___ Input data ___

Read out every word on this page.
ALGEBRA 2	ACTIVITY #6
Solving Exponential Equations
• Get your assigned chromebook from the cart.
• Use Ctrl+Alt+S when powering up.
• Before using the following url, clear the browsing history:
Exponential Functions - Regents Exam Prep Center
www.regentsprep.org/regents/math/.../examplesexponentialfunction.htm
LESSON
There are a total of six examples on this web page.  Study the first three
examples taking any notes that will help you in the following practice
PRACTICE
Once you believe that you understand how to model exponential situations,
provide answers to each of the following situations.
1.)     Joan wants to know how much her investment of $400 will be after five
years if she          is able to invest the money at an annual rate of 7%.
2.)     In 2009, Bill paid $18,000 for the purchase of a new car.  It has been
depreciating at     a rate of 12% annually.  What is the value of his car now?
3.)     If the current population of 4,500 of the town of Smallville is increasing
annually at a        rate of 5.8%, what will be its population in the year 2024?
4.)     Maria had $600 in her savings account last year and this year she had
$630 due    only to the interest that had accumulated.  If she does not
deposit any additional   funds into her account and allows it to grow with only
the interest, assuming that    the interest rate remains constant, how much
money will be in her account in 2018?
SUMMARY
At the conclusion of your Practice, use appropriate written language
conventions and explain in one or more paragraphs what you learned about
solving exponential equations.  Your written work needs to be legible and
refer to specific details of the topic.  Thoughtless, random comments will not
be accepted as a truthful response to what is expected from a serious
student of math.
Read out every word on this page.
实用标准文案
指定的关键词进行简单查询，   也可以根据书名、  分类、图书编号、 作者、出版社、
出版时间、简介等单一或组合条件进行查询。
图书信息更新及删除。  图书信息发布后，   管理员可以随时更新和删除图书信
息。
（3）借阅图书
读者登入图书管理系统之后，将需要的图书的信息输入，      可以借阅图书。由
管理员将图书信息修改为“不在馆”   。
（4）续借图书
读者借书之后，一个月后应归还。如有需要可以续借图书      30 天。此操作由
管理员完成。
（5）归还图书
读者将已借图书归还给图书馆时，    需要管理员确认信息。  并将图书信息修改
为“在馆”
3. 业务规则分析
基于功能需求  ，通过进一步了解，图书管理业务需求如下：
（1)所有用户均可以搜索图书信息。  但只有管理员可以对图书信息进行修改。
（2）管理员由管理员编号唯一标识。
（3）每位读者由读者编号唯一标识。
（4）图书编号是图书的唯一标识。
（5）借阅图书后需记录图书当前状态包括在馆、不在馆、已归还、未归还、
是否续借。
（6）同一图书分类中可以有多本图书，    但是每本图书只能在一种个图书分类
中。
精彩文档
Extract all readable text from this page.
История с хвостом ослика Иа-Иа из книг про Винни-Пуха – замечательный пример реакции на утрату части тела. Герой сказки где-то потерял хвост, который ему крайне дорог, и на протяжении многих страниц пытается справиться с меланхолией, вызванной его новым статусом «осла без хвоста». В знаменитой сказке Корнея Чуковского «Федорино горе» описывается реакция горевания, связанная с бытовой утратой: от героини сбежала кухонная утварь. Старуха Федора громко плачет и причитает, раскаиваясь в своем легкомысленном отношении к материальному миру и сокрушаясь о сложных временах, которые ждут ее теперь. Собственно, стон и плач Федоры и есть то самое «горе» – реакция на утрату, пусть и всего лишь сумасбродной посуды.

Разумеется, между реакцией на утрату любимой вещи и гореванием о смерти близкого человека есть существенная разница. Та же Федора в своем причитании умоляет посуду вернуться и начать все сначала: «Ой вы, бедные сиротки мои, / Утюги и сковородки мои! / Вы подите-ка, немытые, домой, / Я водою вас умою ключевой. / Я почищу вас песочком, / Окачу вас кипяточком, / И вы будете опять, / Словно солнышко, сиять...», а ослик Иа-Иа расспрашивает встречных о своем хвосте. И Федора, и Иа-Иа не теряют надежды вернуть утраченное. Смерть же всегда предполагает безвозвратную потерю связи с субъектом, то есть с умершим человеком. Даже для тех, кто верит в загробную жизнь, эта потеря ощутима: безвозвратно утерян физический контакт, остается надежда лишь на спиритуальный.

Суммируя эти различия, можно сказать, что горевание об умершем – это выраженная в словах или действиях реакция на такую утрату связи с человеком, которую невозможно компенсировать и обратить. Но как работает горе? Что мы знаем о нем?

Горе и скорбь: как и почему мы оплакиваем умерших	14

___

From the data, pick out every line that includes "much".

1.)     Joan wants to know how much her investment of $400 will be after five
the interest, assuming that    the interest rate remains constant, how much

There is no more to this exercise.